**Instructions to follow:** Copy out each line below that has the word "ByLayer" in it.

**The input:**
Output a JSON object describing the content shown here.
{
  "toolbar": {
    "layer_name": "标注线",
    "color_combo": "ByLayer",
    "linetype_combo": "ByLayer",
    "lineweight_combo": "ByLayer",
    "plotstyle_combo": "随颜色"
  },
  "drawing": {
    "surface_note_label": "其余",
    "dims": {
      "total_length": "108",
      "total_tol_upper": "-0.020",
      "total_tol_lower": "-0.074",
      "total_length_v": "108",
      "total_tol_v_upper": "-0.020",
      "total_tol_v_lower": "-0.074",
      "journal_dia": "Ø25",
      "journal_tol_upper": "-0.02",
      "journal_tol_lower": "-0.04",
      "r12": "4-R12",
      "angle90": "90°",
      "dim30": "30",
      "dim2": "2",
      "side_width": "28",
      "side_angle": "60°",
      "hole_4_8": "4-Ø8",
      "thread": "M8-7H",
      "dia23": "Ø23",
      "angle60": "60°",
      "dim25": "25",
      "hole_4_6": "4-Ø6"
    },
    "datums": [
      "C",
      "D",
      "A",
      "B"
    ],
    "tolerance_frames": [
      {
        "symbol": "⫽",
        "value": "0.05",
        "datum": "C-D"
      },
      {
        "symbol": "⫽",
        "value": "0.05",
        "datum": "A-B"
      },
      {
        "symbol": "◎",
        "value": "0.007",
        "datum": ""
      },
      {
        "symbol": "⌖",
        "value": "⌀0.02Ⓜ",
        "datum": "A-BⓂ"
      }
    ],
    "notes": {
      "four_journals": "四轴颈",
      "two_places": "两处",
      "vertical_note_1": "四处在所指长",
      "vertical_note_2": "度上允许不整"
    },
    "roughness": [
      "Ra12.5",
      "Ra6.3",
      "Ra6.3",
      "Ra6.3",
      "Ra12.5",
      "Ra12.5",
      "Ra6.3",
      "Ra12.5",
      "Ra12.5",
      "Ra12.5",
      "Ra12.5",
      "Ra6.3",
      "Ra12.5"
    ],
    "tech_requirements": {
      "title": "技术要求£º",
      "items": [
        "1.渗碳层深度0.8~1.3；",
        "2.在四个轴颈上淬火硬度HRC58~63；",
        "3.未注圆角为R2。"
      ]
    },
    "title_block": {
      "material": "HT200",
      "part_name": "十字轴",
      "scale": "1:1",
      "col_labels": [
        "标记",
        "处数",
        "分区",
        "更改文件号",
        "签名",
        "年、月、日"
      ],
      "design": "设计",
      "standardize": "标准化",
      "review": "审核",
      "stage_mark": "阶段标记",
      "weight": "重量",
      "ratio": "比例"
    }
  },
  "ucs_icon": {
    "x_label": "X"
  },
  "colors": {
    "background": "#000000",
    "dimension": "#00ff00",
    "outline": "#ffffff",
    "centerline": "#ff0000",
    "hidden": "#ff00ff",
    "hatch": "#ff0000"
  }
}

**Reply:**
    "color_combo": "ByLayer",
    "linetype_combo": "ByLayer",
    "lineweight_combo": "ByLayer",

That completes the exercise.